## Start SOURCE DOCUMENT
The announcement last week by the United
States of the largest military aid
package in its history – to Israel – was
a win for both sides.
Israeli prime
minister Benjamin Netanyahu could boast
that his lobbying had boosted aid from
$3.1 billion a year to $3.8bn – a 22 per
cent increase – for a decade starting in
2019.
Mr Netanyahu has presented this as a
rebuff to those who accuse him of
jeopardising Israeli security interests
with his government’s repeated affronts
to the White House.
In the past weeks alone, defence
minister Avigdor Lieberman has compared
last year’s nuclear deal between
Washington and Iran with the 1938 Munich
pact, which bolstered Hitler; and Mr
Netanyahu has implied that US opposition
to settlement expansion is the same as
support for the “ethnic cleansing” of
Jews.
American president Barack Obama,
meanwhile, hopes to stifle his own
critics who insinuate that he is
anti-Israel. The deal should serve as a
fillip too for Hillary Clinton, the
Democratic party’s candidate to succeed
Mr Obama in November’s election.
In reality, however, the Obama
administration has quietly punished Mr
Netanyahu for his misbehaviour. Israeli
expectations of a $4.5bn-a-year deal
were whittled down after Mr Netanyahu
stalled negotiations last year as he
sought to recruit Congress to his battle
against the Iran deal.
In fact, Israel already receives
roughly $3.8bn – if Congress’s
assistance on developing missile defence
programmes is factored in. Notably,
Israel has been forced to promise not to
approach Congress for extra funds.
The deal takes into account neither
inflation nor the dollar’s depreciation
against the shekel.
A bigger blow still is the White
House’s demand to phase out a special
exemption that allowed Israel to spend
nearly 40 per cent of aid locally on
weapon and fuel purchases. Israel will
soon have to buy all its armaments from
the US, ending what amounted to a
subsidy to its own arms industry.
Nonetheless, Washington’s renewed
military largesse – in the face of
almost continual insults – inevitably
fuels claims that the Israeli tail is
wagging the US dog. Even The New York
Times has described the aid package as
“too big”.
Since the 1973 war, Israel has
received at least $100bn in military
aid, with more assistance hidden from
view. Back in the 1970s, Washington paid
half of Israel’s military budget. Today
it still foots a fifth of the bill,
despite Israel’s economic success.
But the US expects a return on its
massive investment. As the late Israeli
politician-general Ariel Sharon once
observed, Israel has been a US
“aircraft carrier” in the Middle East,
acting as the regional bully and
carrying out operations that benefit
Washington.
Almost no one blames the US for
Israeli attacks that wiped out Iraq’s
and Syria’s nuclear programmes. A
nuclear-armed Iraq or Syria would have
deterred later US-backed moves at regime
overthrow, as well as countering the
strategic advantage Israel derives from
its own nuclear arsenal.
## End SOURCE DOCUMENT
## Start MATERIAL SHOWN
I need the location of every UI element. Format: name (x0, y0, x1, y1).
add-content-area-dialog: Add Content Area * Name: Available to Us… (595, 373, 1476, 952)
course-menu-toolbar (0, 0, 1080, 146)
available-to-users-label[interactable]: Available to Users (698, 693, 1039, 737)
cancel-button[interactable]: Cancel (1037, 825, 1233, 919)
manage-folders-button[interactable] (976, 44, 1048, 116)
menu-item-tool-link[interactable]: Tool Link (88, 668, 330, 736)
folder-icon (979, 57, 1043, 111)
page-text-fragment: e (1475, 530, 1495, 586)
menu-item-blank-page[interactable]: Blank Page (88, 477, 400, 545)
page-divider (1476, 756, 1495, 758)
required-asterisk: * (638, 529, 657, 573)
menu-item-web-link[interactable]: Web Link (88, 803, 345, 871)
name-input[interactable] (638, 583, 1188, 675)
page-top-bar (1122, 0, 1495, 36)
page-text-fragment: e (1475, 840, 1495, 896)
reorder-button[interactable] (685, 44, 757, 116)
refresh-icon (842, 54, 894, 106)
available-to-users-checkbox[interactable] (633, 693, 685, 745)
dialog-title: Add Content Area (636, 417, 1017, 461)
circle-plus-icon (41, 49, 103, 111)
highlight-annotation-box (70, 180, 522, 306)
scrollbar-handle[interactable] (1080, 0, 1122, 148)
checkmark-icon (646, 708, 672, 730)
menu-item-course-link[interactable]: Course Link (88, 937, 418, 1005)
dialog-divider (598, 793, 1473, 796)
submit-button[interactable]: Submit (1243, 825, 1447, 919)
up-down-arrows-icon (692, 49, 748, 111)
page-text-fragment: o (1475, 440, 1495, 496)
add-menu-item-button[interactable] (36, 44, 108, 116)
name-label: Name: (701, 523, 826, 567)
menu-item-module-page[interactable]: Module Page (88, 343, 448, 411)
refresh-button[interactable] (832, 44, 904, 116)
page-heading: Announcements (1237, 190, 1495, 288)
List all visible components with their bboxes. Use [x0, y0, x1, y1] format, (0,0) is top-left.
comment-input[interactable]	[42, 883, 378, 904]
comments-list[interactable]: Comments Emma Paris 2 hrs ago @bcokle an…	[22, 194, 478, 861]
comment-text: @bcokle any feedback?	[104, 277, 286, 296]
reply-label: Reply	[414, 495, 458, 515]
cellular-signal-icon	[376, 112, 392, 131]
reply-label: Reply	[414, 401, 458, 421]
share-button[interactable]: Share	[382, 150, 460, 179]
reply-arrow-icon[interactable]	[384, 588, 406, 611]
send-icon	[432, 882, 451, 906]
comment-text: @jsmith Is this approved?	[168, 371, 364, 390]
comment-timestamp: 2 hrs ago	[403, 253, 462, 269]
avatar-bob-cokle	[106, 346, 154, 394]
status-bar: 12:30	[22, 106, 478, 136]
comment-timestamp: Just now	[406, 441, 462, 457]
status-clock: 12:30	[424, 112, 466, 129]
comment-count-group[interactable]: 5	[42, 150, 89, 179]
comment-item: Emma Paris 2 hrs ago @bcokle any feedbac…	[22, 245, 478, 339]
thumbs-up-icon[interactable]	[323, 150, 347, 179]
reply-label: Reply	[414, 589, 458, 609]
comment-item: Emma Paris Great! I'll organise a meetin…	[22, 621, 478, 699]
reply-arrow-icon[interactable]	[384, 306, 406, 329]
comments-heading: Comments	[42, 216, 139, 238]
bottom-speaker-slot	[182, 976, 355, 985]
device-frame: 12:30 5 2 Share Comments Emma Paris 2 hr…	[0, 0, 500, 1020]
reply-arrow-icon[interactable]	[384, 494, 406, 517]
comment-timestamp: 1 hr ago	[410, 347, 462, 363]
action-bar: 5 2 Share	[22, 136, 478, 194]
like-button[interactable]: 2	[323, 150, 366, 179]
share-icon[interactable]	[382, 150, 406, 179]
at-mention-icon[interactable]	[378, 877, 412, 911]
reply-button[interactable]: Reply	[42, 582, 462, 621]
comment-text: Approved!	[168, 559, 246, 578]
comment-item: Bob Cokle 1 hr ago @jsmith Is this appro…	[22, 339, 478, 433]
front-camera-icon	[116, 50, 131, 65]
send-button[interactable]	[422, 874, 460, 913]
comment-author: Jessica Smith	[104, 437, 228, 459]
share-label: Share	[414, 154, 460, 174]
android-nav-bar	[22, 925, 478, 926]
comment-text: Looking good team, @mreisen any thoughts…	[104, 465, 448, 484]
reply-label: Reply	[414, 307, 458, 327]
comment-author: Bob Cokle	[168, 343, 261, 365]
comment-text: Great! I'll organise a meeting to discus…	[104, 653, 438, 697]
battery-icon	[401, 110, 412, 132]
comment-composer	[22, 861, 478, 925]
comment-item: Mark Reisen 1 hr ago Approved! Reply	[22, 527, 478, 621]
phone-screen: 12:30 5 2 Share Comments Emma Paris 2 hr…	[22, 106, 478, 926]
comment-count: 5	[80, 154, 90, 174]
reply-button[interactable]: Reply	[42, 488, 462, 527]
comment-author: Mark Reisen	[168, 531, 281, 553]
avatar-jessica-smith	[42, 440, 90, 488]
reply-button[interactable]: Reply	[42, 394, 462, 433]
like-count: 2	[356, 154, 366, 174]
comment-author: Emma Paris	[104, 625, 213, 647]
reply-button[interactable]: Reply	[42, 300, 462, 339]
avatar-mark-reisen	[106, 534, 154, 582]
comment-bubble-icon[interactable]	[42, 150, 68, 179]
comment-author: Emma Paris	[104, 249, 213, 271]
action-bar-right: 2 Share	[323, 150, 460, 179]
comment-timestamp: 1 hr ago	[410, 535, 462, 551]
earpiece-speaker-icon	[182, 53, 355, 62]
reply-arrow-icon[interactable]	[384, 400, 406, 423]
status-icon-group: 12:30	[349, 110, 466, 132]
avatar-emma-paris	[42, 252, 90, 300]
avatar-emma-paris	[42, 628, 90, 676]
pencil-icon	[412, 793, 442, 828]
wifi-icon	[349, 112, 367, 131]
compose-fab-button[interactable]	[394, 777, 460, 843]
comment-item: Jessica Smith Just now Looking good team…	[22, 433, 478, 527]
## End MATERIAL SHOWN
# TO DO:
List every person named in the article on US military aid to Israel, in the order they first appear.

# REPLY:
Benjamin Netanyahu, Avigdor Lieberman, Hitler, Barack Obama, Hillary Clinton, Ariel Sharon